→ Problem to solve: Gather from the listing below each line that includes the word "управления", and copy it.

[Extracted records]
▽
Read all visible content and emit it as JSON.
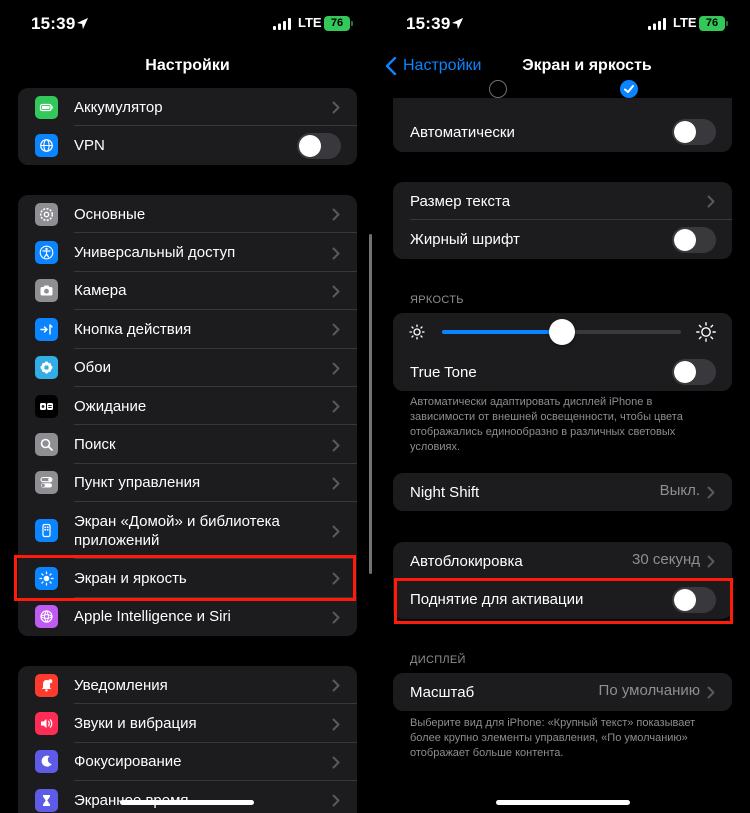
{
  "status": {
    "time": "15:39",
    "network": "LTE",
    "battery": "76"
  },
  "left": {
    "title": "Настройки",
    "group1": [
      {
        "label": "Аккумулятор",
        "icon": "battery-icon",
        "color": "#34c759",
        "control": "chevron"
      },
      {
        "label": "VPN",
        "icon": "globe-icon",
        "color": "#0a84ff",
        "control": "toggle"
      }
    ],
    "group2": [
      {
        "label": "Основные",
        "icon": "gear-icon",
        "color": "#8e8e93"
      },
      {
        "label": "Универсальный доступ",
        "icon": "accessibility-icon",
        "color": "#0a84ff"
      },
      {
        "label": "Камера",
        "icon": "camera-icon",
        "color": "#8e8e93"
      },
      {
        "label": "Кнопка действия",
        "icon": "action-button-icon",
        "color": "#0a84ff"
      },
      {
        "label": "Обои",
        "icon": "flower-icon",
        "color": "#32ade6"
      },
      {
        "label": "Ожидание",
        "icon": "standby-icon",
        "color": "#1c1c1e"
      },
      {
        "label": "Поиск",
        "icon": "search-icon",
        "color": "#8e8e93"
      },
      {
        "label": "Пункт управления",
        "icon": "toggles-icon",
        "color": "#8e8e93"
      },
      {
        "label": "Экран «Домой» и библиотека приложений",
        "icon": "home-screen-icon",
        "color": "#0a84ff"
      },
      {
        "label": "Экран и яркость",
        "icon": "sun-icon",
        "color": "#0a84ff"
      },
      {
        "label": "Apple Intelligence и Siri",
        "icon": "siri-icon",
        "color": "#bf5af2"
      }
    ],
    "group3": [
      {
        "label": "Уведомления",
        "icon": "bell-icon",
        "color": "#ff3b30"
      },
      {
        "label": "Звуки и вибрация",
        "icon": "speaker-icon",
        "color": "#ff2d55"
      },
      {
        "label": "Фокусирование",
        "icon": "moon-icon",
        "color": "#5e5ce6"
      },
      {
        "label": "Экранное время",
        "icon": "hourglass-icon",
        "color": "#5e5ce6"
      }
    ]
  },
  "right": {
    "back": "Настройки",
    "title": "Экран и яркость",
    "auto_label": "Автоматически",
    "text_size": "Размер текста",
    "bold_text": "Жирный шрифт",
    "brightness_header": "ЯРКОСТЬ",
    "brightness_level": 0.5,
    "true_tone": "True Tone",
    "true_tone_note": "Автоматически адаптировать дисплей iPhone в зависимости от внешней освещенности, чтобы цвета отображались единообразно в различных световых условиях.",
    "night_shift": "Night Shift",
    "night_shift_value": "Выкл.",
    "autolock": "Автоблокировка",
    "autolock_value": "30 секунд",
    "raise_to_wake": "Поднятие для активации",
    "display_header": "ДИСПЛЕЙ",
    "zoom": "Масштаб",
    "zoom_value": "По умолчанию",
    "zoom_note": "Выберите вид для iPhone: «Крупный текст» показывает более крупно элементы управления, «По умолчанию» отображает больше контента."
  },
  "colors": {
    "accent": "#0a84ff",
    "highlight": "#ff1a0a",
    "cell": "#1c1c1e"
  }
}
△
▽
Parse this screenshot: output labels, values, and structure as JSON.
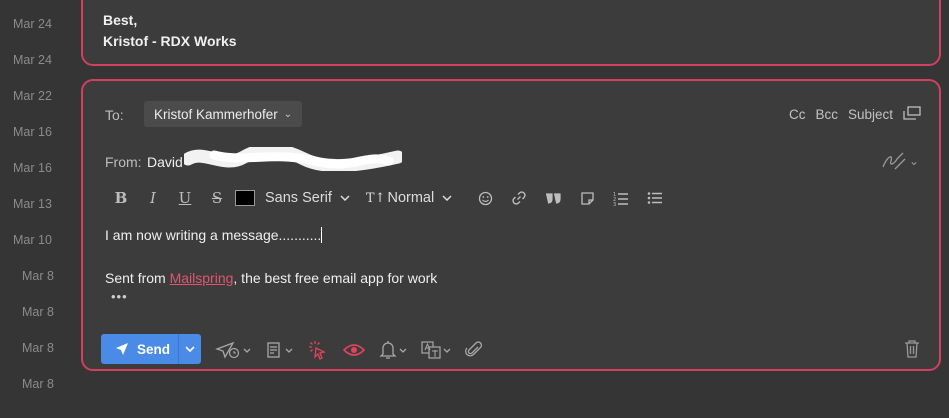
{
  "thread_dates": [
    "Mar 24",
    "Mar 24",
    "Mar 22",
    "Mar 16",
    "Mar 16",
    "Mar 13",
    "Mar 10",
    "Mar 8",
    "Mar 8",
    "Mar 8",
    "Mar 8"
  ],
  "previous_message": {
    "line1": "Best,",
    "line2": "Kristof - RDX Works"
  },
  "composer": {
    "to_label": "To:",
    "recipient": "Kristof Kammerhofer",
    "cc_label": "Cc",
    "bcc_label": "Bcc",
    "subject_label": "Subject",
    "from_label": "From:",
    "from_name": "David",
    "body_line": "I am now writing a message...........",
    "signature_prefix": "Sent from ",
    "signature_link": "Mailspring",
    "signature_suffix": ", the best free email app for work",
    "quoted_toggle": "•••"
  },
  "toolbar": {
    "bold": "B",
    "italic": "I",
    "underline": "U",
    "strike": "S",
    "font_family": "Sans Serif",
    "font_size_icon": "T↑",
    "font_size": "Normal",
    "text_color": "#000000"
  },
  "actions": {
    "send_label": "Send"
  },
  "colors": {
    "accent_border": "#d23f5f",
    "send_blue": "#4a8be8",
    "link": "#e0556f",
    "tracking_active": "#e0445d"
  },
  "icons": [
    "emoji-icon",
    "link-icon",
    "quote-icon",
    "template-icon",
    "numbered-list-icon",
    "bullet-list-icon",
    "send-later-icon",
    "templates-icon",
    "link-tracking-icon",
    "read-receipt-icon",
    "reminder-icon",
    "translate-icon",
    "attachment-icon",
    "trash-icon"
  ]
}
△
→ Output for this exercise:
        "label": "Пункт управления",
    "zoom_note": "Выберите вид для iPhone: «Крупный текст» показывает более крупно элементы управления, «По умолчанию» отображает больше контента."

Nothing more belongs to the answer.